**Task**
Give nothing except the number of lines containing the word "Положения".

☆ ☆ ☆ ☆ ☆

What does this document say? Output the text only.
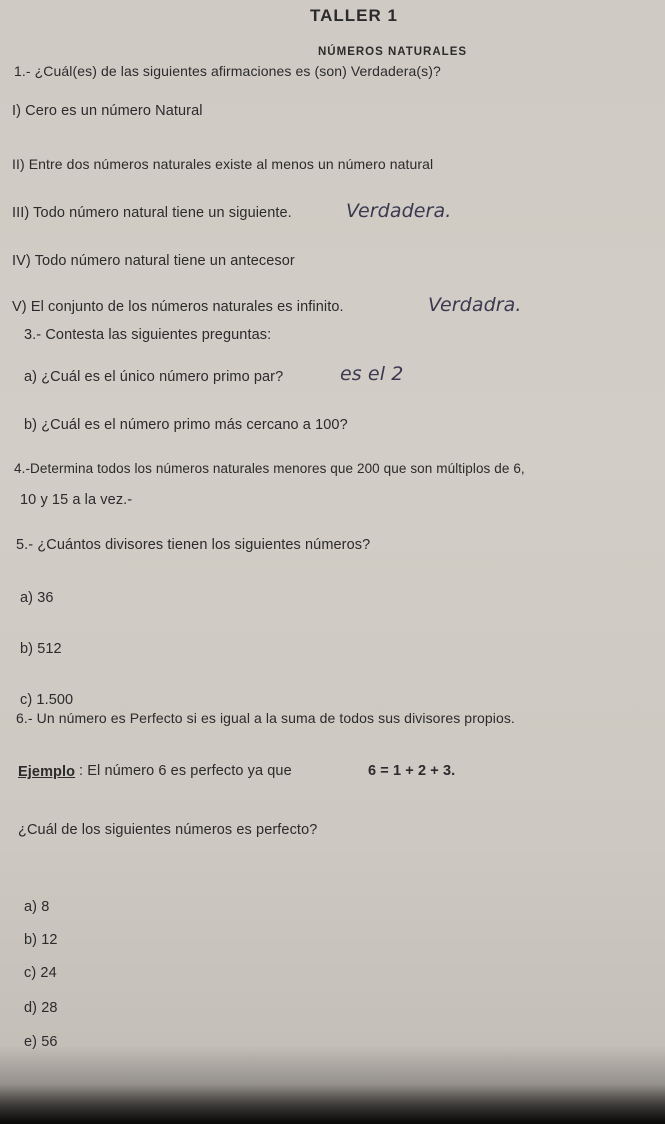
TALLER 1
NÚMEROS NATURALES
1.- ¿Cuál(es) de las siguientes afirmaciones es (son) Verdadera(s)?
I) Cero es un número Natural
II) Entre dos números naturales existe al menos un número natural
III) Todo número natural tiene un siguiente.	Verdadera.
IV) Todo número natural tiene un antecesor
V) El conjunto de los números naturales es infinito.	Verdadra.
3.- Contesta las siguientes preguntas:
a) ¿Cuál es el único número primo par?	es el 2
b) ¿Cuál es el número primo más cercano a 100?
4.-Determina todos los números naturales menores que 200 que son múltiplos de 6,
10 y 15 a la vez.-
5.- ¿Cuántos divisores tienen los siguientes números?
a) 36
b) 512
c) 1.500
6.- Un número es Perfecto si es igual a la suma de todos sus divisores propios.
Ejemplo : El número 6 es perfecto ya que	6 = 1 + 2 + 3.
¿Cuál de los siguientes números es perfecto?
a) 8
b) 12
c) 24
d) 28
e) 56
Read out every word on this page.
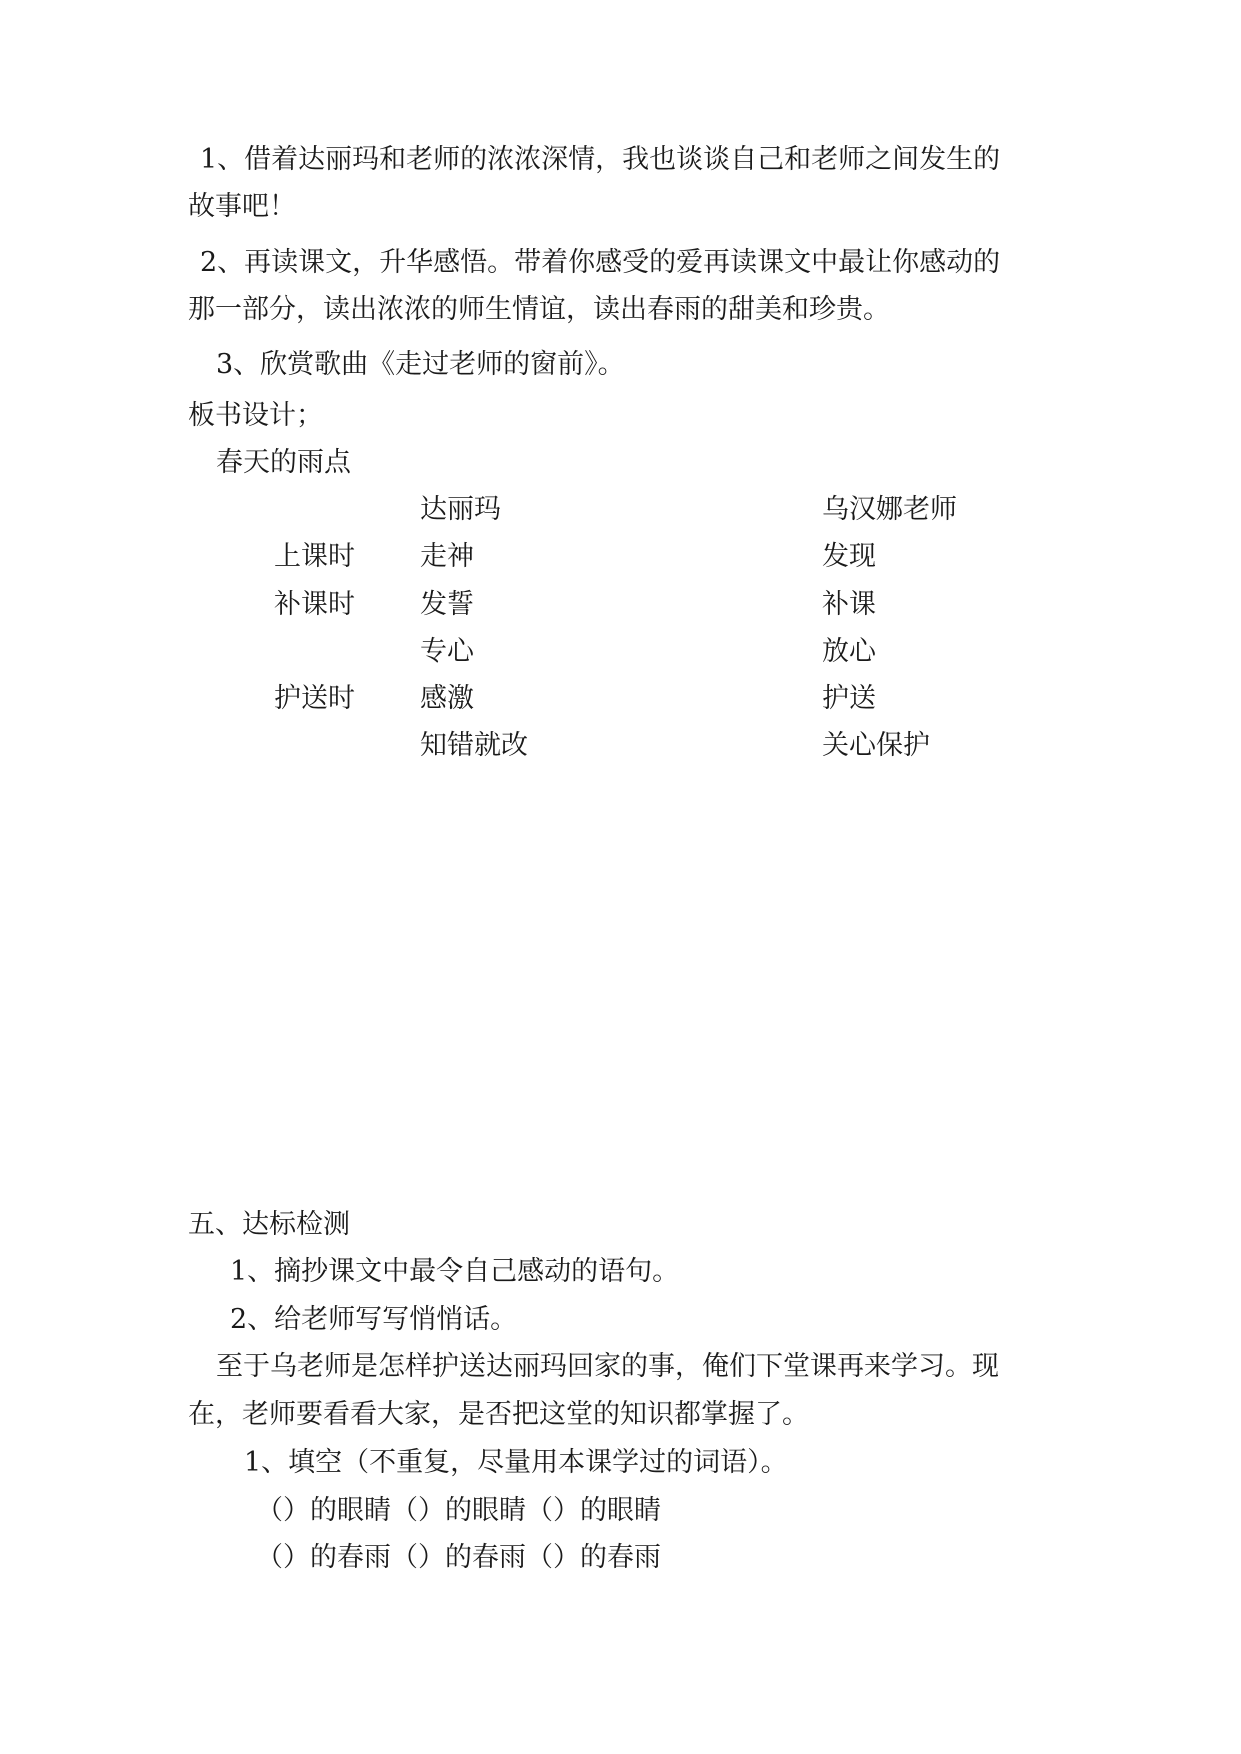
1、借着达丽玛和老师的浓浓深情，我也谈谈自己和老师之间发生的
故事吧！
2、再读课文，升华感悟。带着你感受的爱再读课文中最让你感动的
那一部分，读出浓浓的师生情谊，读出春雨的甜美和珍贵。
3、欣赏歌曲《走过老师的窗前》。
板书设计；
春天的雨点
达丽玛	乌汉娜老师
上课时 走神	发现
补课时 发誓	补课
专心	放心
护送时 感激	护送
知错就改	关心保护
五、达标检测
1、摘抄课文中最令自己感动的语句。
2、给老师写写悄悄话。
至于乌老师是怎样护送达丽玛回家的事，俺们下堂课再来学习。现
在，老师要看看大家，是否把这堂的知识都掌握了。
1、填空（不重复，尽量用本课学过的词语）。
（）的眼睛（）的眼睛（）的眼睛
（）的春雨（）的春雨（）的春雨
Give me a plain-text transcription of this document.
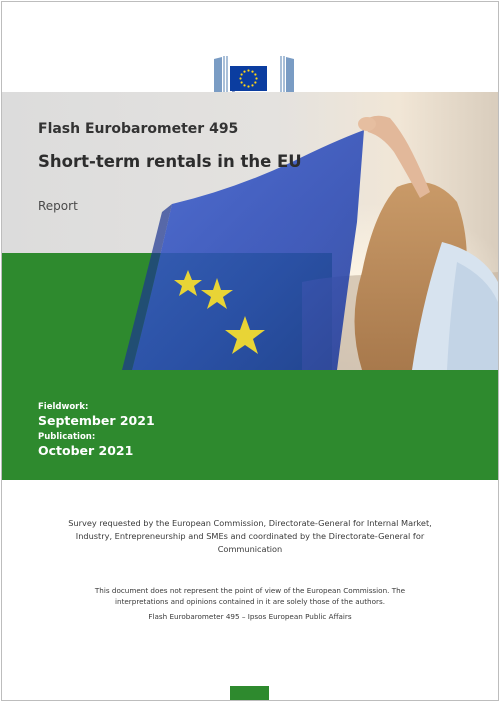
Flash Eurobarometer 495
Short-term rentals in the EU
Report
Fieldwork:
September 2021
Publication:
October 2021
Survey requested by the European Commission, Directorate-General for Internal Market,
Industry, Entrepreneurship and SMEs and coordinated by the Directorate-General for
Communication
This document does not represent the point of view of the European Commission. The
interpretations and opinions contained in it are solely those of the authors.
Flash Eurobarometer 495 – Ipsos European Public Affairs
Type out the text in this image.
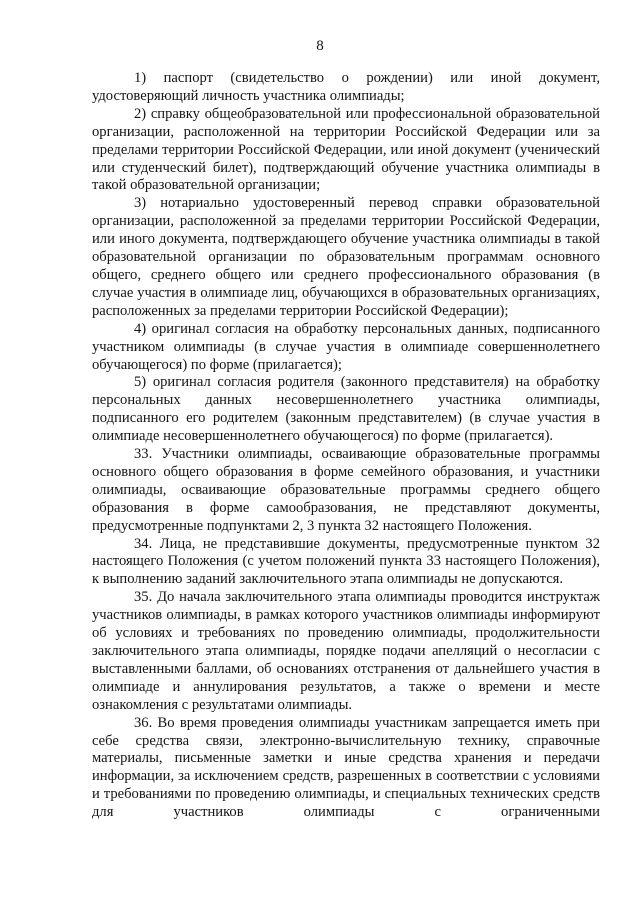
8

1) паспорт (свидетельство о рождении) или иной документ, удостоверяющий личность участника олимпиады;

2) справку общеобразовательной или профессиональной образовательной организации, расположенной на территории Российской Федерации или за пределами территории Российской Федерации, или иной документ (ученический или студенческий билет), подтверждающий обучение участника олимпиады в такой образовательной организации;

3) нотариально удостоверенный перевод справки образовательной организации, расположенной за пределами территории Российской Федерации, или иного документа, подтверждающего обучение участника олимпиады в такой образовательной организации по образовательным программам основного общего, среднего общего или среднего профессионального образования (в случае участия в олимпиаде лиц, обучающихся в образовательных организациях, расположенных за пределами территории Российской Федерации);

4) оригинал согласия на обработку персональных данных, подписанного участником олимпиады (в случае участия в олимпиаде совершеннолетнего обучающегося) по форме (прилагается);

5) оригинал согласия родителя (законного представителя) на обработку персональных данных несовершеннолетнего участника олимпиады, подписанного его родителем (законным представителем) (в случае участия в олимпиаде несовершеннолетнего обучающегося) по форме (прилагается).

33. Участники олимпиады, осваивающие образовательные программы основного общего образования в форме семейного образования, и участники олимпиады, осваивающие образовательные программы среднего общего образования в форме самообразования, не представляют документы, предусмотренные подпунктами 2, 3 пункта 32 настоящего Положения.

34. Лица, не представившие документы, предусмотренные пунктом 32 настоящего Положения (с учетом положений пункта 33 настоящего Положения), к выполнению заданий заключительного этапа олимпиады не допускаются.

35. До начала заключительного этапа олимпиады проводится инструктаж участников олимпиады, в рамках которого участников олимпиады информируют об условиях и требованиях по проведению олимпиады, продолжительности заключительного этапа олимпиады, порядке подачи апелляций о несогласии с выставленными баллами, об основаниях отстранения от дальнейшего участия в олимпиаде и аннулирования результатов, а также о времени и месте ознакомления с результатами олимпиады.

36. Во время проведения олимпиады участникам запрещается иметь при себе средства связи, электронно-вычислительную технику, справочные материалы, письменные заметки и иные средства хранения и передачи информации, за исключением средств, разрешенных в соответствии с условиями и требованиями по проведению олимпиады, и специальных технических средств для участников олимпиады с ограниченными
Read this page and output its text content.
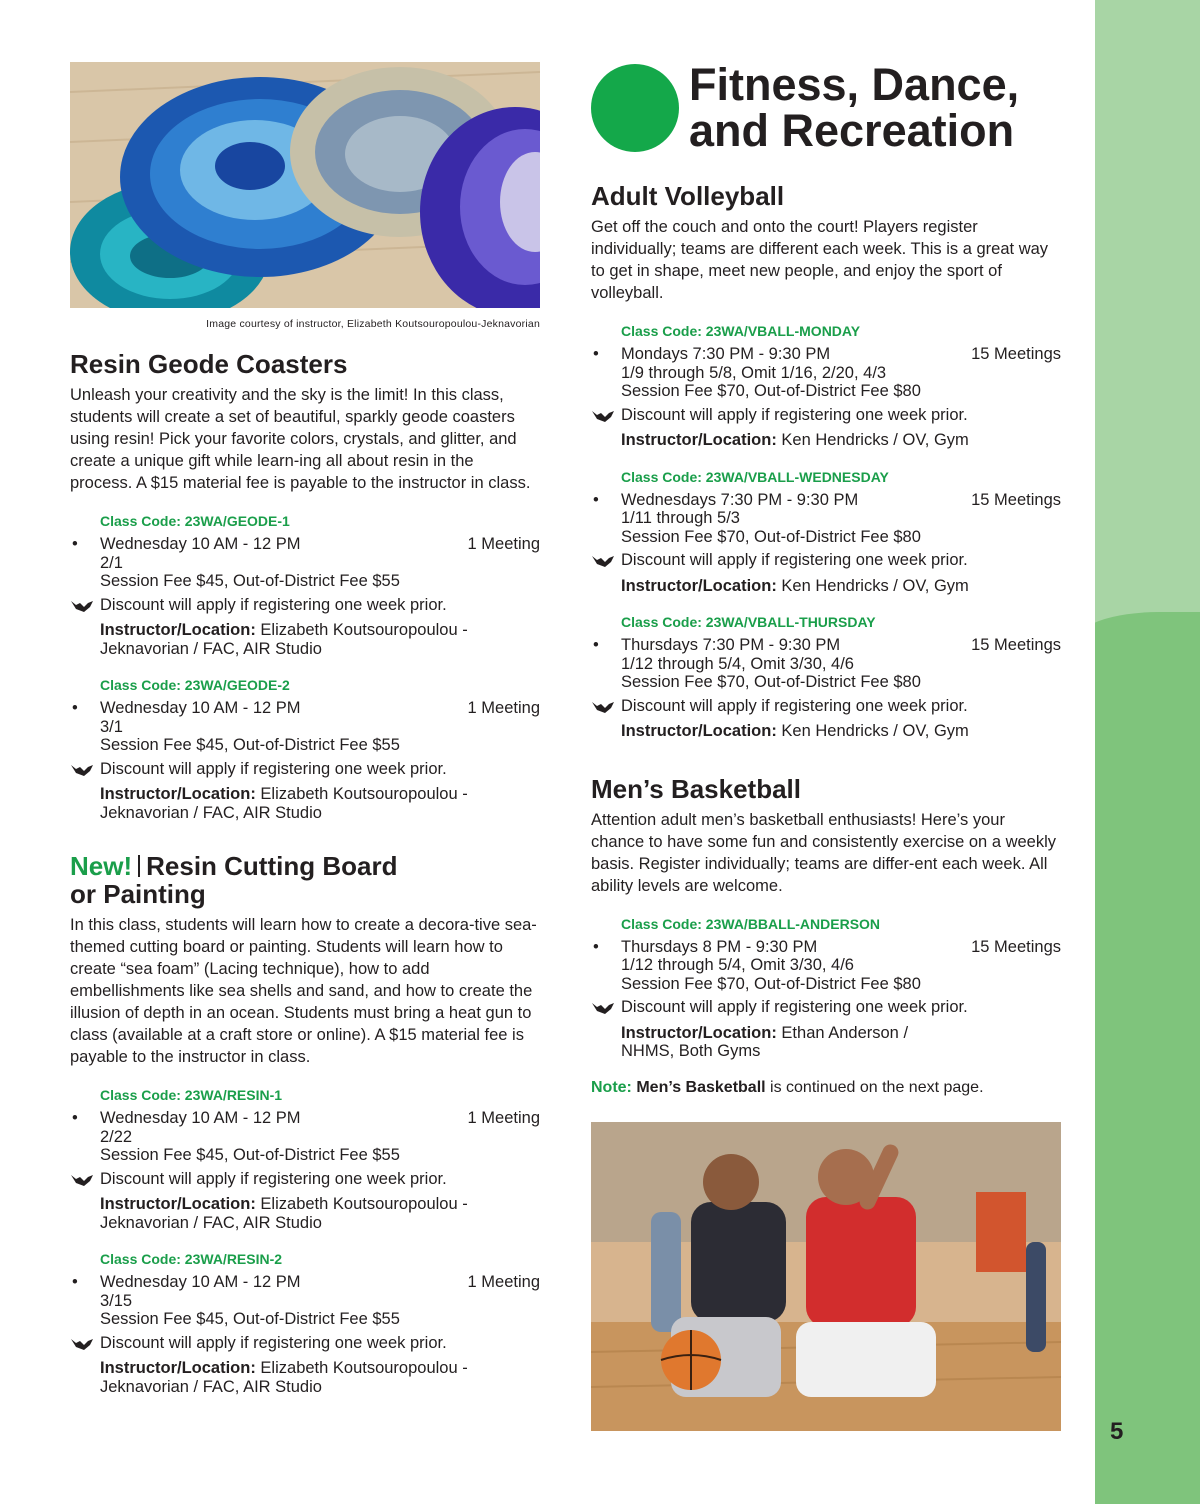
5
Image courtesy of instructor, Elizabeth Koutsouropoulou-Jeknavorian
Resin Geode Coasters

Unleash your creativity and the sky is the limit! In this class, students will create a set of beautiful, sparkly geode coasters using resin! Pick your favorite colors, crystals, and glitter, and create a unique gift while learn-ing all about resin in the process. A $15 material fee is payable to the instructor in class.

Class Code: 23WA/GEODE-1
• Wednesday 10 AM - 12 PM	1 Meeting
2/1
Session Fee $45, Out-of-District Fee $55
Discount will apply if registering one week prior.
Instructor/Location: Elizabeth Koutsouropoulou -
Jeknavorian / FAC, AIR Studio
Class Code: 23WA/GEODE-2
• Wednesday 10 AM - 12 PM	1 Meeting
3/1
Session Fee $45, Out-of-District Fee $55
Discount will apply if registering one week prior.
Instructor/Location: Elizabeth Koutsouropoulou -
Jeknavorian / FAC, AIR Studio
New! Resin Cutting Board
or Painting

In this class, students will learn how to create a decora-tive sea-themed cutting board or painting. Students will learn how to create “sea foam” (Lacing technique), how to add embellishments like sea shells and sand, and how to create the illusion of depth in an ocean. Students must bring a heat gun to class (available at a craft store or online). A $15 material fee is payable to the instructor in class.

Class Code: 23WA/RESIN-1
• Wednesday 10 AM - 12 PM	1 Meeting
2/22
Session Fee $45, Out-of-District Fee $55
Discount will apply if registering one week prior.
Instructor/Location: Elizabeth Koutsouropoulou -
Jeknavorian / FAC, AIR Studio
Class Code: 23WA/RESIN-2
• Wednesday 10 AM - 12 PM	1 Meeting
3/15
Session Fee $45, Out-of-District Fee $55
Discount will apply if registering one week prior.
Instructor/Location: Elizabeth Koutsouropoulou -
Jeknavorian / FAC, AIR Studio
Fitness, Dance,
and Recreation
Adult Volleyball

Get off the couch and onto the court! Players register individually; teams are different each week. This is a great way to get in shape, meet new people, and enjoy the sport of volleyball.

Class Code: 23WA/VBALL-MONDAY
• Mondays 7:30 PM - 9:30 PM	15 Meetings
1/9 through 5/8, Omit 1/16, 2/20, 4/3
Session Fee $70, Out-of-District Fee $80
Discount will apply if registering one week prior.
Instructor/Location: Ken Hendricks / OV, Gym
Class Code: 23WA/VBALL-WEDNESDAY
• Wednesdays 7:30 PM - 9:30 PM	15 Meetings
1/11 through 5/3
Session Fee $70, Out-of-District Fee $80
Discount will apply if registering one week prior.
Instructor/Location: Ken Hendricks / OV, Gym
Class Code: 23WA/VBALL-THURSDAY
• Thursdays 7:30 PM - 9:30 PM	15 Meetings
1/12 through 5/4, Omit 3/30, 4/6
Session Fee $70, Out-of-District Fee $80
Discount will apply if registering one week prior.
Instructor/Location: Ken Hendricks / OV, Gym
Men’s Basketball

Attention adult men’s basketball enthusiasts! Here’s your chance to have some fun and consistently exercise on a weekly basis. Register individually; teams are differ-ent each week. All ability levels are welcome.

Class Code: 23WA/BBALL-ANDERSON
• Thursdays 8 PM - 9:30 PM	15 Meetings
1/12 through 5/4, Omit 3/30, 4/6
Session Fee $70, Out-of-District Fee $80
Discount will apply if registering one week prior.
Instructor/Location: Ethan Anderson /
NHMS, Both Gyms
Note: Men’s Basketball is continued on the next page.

☆ ☆ ☆ ☆ ☆

**Exercise answer**
2